* To be done: Transcribe the records exactly. Pictures do not belong in the transcription.

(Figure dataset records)
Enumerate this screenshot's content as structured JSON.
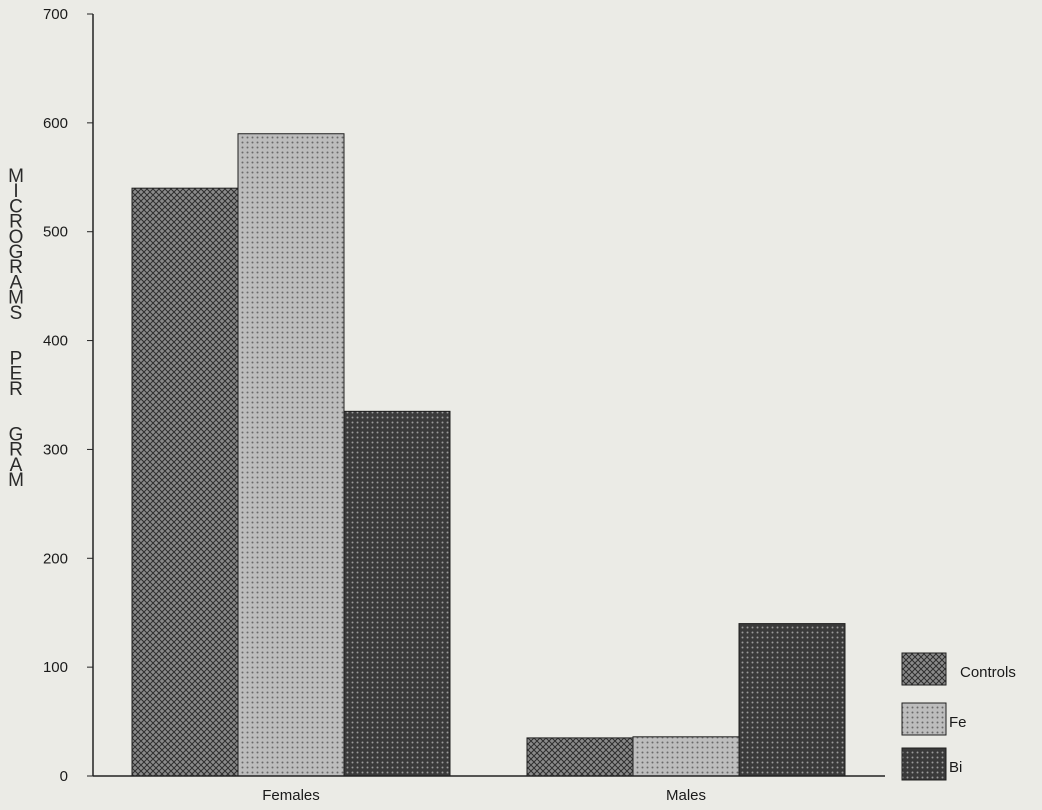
{
  "chart_data": {
    "type": "bar",
    "title": "",
    "xlabel": "",
    "ylabel": "MICROGRAMS PER GRAM",
    "categories": [
      "Females",
      "Males"
    ],
    "series": [
      {
        "name": "Controls",
        "values": [
          540,
          35
        ]
      },
      {
        "name": "Fe",
        "values": [
          590,
          36
        ]
      },
      {
        "name": "Bi",
        "values": [
          335,
          140
        ]
      }
    ],
    "ylim": [
      0,
      700
    ],
    "yticks": [
      0,
      100,
      200,
      300,
      400,
      500,
      600,
      700
    ],
    "grid": false,
    "legend_position": "bottom-right",
    "colors": {
      "Controls": "#6f6f6f",
      "Fe": "#a8a8a8",
      "Bi": "#2f2f2f",
      "background": "#ebebe6",
      "axis": "#222222"
    }
  }
}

* Expected output:
Enumerate this screenshot's content as structured JSON.
{
  "chart_data": {
    "type": "bar",
    "title": "",
    "xlabel": "",
    "ylabel": "MICROGRAMS PER GRAM",
    "categories": [
      "Females",
      "Males"
    ],
    "series": [
      {
        "name": "Controls",
        "values": [
          540,
          35
        ]
      },
      {
        "name": "Fe",
        "values": [
          590,
          36
        ]
      },
      {
        "name": "Bi",
        "values": [
          335,
          140
        ]
      }
    ],
    "ylim": [
      0,
      700
    ],
    "yticks": [
      0,
      100,
      200,
      300,
      400,
      500,
      600,
      700
    ],
    "grid": false,
    "legend_position": "bottom-right",
    "colors": {
      "Controls": "#6f6f6f",
      "Fe": "#a8a8a8",
      "Bi": "#2f2f2f",
      "background": "#ebebe6",
      "axis": "#222222"
    }
  }
}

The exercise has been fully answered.